__Exercise objective__:
Count every line below that contains "index", then state the total with no other output.
§ §
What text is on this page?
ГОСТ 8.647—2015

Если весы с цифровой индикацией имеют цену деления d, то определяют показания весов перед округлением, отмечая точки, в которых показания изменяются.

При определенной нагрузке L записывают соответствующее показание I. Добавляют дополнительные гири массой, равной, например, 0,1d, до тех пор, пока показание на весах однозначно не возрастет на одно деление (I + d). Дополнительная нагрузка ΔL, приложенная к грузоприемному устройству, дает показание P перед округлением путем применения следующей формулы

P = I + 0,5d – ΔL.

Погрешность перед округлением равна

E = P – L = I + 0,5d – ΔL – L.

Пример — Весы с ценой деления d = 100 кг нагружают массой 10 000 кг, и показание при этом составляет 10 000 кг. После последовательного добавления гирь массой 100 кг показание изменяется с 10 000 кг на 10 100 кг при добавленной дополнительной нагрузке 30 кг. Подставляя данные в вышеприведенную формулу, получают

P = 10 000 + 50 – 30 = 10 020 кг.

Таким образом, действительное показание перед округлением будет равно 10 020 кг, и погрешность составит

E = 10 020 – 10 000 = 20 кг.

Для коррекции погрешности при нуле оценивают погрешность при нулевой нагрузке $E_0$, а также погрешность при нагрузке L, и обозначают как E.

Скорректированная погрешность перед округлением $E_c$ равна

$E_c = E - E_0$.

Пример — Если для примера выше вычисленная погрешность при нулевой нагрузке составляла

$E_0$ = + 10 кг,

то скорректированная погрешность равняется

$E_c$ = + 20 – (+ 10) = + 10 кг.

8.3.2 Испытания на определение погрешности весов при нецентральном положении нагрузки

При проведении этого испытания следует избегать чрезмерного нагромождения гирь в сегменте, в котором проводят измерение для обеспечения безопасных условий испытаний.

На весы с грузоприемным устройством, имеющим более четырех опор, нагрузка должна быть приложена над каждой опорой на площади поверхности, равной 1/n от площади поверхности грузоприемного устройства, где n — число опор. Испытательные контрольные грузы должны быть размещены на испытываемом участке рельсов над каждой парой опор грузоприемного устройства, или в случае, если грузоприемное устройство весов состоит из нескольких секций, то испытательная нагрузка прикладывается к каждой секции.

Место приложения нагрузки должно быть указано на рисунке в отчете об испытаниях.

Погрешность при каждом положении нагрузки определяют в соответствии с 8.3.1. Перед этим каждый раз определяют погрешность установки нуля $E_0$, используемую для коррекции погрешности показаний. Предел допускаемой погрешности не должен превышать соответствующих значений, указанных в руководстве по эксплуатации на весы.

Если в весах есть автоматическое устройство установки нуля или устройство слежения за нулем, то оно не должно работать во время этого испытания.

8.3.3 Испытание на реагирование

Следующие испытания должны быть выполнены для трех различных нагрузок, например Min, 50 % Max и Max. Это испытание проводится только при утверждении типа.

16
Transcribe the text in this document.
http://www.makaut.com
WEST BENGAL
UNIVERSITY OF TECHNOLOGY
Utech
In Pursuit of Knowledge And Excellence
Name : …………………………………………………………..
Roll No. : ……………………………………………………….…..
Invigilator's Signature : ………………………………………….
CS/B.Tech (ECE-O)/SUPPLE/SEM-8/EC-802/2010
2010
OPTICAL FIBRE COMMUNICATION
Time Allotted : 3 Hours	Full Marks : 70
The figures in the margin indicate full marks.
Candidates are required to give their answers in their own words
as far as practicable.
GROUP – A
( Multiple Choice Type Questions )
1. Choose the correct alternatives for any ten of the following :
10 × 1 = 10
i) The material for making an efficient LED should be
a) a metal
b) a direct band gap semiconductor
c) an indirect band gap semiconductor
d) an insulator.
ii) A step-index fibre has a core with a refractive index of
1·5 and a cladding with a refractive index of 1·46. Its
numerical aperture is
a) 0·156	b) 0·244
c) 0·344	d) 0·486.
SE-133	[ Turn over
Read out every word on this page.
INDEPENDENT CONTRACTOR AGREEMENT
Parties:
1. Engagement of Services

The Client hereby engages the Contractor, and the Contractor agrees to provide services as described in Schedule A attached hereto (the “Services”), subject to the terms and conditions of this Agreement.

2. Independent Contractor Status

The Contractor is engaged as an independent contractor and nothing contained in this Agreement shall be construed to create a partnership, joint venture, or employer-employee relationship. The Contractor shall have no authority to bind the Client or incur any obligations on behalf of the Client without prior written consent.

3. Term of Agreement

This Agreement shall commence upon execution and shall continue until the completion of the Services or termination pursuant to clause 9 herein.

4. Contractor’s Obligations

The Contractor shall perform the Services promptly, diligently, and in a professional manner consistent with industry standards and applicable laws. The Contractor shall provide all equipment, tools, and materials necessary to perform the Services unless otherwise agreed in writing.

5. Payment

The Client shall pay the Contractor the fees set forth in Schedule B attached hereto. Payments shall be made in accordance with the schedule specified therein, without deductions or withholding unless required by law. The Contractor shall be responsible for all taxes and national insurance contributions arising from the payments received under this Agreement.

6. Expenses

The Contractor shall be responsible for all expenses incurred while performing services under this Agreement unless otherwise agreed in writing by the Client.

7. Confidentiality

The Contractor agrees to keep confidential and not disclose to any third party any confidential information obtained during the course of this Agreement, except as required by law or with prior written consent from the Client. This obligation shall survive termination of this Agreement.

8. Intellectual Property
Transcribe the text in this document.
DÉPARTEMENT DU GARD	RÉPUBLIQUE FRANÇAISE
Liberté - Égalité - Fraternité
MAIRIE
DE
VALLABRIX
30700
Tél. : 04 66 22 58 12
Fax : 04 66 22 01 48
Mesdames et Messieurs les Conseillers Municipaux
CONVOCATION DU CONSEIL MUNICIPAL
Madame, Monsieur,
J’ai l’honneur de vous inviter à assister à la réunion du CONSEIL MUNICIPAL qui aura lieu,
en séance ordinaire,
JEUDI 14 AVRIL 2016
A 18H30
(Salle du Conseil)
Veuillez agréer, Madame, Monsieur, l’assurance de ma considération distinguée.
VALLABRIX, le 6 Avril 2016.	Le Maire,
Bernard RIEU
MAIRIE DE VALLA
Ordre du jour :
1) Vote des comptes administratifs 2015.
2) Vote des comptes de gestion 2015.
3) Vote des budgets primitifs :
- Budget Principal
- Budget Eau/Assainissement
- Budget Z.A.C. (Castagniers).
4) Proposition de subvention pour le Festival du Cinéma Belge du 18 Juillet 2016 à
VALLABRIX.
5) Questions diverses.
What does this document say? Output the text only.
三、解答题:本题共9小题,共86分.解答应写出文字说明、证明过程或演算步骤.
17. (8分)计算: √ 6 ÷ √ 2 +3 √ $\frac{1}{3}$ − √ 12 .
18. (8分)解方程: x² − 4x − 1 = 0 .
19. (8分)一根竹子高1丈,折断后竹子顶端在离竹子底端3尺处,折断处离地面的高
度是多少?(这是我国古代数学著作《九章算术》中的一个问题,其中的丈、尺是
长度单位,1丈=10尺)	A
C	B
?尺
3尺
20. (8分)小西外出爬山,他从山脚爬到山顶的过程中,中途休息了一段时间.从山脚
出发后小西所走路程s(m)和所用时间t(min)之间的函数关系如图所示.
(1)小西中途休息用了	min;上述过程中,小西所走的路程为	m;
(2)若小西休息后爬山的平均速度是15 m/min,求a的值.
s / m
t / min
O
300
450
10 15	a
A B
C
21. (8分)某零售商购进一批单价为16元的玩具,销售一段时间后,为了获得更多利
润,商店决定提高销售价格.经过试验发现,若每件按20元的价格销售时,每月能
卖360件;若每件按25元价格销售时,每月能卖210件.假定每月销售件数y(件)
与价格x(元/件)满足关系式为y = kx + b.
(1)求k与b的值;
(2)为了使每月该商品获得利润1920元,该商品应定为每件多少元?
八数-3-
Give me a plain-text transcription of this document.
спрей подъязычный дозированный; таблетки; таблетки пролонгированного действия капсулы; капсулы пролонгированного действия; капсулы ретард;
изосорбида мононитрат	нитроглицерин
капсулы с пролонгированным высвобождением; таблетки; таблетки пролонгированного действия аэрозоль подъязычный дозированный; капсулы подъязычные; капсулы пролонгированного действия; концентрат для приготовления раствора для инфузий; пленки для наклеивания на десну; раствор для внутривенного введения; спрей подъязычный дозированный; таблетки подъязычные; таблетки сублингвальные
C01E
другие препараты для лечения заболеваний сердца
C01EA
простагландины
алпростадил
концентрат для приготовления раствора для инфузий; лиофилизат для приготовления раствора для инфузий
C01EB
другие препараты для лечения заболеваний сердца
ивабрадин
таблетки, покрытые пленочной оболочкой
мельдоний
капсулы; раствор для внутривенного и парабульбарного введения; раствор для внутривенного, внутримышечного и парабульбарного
§ §
__Exercise answer__:
2